_Exercise objective:_ Reproduce the listing below, switching every "path length" to "optical path" and leaving everything else unchanged.

-------- Data supplied

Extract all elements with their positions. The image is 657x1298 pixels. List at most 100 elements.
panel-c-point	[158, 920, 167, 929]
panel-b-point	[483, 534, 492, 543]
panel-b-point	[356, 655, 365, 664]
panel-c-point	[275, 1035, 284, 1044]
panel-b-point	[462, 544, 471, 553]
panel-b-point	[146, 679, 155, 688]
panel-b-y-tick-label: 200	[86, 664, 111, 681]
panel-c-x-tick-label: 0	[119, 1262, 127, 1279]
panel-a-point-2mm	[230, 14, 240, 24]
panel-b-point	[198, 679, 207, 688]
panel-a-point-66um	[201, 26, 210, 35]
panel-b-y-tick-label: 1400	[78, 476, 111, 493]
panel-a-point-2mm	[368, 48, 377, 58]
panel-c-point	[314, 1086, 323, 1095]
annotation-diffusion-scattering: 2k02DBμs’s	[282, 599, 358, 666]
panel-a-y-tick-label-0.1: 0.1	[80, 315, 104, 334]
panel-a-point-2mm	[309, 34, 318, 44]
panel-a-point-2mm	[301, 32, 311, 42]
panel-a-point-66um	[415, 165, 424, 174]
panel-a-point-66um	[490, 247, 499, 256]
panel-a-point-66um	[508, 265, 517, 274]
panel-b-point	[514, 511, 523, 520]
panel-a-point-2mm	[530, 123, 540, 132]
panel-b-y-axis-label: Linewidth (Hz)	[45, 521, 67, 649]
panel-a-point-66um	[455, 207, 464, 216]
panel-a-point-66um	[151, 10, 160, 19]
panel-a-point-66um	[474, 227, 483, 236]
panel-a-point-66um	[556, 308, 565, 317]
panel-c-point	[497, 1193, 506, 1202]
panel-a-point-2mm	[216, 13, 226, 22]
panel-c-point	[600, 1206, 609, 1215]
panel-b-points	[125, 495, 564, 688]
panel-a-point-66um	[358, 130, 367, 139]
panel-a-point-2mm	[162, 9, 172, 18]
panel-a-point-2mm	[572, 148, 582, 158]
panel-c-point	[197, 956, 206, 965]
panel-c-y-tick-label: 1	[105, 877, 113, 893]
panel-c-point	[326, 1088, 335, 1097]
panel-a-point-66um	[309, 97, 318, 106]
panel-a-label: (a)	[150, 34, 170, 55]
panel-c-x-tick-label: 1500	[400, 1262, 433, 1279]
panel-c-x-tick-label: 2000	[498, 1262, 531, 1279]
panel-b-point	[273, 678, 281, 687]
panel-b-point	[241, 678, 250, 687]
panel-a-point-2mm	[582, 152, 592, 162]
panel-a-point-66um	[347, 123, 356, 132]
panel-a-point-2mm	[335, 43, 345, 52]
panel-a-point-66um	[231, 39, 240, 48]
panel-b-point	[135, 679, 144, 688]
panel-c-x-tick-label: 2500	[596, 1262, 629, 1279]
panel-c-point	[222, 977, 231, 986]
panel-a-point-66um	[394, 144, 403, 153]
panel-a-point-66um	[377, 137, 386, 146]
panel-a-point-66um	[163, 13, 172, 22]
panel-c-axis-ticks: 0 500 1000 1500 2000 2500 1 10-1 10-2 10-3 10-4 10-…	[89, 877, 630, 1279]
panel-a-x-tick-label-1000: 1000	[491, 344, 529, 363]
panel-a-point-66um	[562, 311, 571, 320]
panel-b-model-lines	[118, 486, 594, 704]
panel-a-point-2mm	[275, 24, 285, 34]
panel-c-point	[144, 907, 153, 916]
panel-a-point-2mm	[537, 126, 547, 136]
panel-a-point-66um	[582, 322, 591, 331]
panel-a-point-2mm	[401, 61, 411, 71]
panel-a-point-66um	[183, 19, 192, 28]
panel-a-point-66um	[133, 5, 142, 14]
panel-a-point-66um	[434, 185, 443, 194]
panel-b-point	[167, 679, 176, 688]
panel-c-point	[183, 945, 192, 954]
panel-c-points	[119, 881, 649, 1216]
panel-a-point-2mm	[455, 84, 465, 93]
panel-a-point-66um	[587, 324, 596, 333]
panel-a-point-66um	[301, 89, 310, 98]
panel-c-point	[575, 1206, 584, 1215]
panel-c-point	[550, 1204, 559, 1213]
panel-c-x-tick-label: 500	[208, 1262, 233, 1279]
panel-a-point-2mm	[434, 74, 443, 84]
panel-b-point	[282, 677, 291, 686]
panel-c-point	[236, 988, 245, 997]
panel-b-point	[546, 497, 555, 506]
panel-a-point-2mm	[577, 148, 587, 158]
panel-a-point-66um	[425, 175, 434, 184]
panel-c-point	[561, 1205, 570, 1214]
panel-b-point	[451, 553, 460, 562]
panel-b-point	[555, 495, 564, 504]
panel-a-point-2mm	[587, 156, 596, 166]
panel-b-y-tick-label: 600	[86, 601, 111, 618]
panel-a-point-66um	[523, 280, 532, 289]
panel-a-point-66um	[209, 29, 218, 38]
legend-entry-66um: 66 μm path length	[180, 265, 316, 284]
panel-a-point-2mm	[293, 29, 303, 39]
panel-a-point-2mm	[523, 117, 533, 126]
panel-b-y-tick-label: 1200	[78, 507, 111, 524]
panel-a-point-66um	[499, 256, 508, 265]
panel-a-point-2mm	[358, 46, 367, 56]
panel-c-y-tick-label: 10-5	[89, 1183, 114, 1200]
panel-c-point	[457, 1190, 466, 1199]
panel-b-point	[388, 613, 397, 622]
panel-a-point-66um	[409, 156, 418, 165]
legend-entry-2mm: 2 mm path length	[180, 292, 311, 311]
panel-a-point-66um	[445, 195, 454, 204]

----------------

_Correct result:_
Extract all elements with their positions. The image is 657x1298 pixels. List at most 100 elements.
panel-c-point	[158, 920, 167, 929]
panel-b-point	[483, 534, 492, 543]
panel-b-point	[356, 655, 365, 664]
panel-c-point	[275, 1035, 284, 1044]
panel-b-point	[462, 544, 471, 553]
panel-b-point	[146, 679, 155, 688]
panel-b-y-tick-label: 200	[86, 664, 111, 681]
panel-c-x-tick-label: 0	[119, 1262, 127, 1279]
panel-a-point-2mm	[230, 14, 240, 24]
panel-b-point	[198, 679, 207, 688]
panel-a-point-66um	[201, 26, 210, 35]
panel-b-y-tick-label: 1400	[78, 476, 111, 493]
panel-a-point-2mm	[368, 48, 377, 58]
panel-c-point	[314, 1086, 323, 1095]
annotation-diffusion-scattering: 2k02DBμs’s	[282, 599, 358, 666]
panel-a-y-tick-label-0.1: 0.1	[80, 315, 104, 334]
panel-a-point-2mm	[309, 34, 318, 44]
panel-a-point-2mm	[301, 32, 311, 42]
panel-a-point-66um	[415, 165, 424, 174]
panel-a-point-66um	[490, 247, 499, 256]
panel-a-point-66um	[508, 265, 517, 274]
panel-b-point	[514, 511, 523, 520]
panel-a-point-2mm	[530, 123, 540, 132]
panel-b-y-axis-label: Linewidth (Hz)	[45, 521, 67, 649]
panel-a-point-66um	[455, 207, 464, 216]
panel-a-point-66um	[151, 10, 160, 19]
panel-a-point-66um	[474, 227, 483, 236]
panel-a-point-66um	[556, 308, 565, 317]
panel-c-point	[497, 1193, 506, 1202]
panel-a-point-2mm	[216, 13, 226, 22]
panel-c-point	[600, 1206, 609, 1215]
panel-b-points	[125, 495, 564, 688]
panel-a-point-66um	[358, 130, 367, 139]
panel-a-point-2mm	[162, 9, 172, 18]
panel-a-point-2mm	[572, 148, 582, 158]
panel-c-point	[197, 956, 206, 965]
panel-c-y-tick-label: 1	[105, 877, 113, 893]
panel-c-point	[326, 1088, 335, 1097]
panel-a-point-66um	[309, 97, 318, 106]
panel-a-label: (a)	[150, 34, 170, 55]
panel-c-x-tick-label: 1500	[400, 1262, 433, 1279]
panel-c-x-tick-label: 2000	[498, 1262, 531, 1279]
panel-b-point	[273, 678, 281, 687]
panel-b-point	[241, 678, 250, 687]
panel-a-point-2mm	[582, 152, 592, 162]
panel-a-point-66um	[347, 123, 356, 132]
panel-a-point-2mm	[335, 43, 345, 52]
panel-a-point-66um	[231, 39, 240, 48]
panel-b-point	[135, 679, 144, 688]
panel-c-x-tick-label: 2500	[596, 1262, 629, 1279]
panel-c-point	[222, 977, 231, 986]
panel-a-point-66um	[394, 144, 403, 153]
panel-a-point-66um	[377, 137, 386, 146]
panel-a-point-66um	[163, 13, 172, 22]
panel-c-axis-ticks: 0 500 1000 1500 2000 2500 1 10-1 10-2 10-3 10-4 10-…	[89, 877, 630, 1279]
panel-a-x-tick-label-1000: 1000	[491, 344, 529, 363]
panel-a-point-66um	[562, 311, 571, 320]
panel-b-model-lines	[118, 486, 594, 704]
panel-a-point-2mm	[275, 24, 285, 34]
panel-c-point	[144, 907, 153, 916]
panel-a-point-2mm	[537, 126, 547, 136]
panel-a-point-66um	[582, 322, 591, 331]
panel-a-point-2mm	[401, 61, 411, 71]
panel-a-point-66um	[183, 19, 192, 28]
panel-a-point-66um	[133, 5, 142, 14]
panel-a-point-66um	[434, 185, 443, 194]
panel-b-point	[167, 679, 176, 688]
panel-c-point	[183, 945, 192, 954]
panel-c-points	[119, 881, 649, 1216]
panel-a-point-2mm	[455, 84, 465, 93]
panel-a-point-66um	[587, 324, 596, 333]
panel-a-point-66um	[301, 89, 310, 98]
panel-c-point	[575, 1206, 584, 1215]
panel-c-point	[550, 1204, 559, 1213]
panel-c-x-tick-label: 500	[208, 1262, 233, 1279]
panel-a-point-2mm	[434, 74, 443, 84]
panel-b-point	[282, 677, 291, 686]
panel-c-point	[236, 988, 245, 997]
panel-b-point	[546, 497, 555, 506]
panel-a-point-2mm	[577, 148, 587, 158]
panel-a-point-66um	[425, 175, 434, 184]
panel-c-point	[561, 1205, 570, 1214]
panel-b-point	[451, 553, 460, 562]
panel-b-point	[555, 495, 564, 504]
panel-a-point-2mm	[587, 156, 596, 166]
panel-b-y-tick-label: 600	[86, 601, 111, 618]
panel-a-point-66um	[523, 280, 532, 289]
panel-a-point-66um	[209, 29, 218, 38]
legend-entry-66um: 66 μm optical path	[180, 265, 316, 284]
panel-a-point-2mm	[293, 29, 303, 39]
panel-a-point-2mm	[523, 117, 533, 126]
panel-b-y-tick-label: 1200	[78, 507, 111, 524]
panel-a-point-66um	[499, 256, 508, 265]
panel-a-point-2mm	[358, 46, 367, 56]
panel-c-y-tick-label: 10-5	[89, 1183, 114, 1200]
panel-c-point	[457, 1190, 466, 1199]
panel-b-point	[388, 613, 397, 622]
panel-a-point-66um	[409, 156, 418, 165]
legend-entry-2mm: 2 mm optical path	[180, 292, 311, 311]
panel-a-point-66um	[445, 195, 454, 204]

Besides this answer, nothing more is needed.